◆ **Stated goal**: For each line of the data below that holds "neve", copy the line.

(Collection entries)
* START *
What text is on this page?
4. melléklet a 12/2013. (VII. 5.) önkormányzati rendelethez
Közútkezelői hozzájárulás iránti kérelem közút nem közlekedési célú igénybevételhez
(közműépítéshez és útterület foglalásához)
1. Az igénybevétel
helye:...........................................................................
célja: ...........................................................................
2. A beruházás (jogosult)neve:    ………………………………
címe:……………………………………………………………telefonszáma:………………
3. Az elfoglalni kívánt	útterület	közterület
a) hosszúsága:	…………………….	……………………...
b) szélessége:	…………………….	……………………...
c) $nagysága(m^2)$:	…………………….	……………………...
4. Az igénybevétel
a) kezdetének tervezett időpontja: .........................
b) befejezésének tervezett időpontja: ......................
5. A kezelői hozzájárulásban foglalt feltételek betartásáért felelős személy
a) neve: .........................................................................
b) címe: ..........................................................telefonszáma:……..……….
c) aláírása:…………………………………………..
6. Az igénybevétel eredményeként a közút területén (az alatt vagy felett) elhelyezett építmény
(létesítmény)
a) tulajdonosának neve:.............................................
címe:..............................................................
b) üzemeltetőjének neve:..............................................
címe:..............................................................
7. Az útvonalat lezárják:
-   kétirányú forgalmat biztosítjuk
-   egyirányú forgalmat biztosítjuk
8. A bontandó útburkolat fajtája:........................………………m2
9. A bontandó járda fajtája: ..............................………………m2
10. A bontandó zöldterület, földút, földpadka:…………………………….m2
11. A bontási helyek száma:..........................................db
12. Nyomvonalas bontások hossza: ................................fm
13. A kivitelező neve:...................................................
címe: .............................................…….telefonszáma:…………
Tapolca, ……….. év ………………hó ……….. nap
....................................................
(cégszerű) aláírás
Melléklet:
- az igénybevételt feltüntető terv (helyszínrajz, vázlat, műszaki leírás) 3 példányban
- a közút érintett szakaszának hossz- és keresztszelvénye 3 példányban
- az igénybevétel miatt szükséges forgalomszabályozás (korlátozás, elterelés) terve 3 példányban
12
* END *
◆ **Solution to this task**:
2. A beruházás (jogosult)neve:    ………………………………
a) neve: .........................................................................
a) tulajdonosának neve:.............................................
b) üzemeltetőjének neve:..............................................
13. A kivitelező neve:...................................................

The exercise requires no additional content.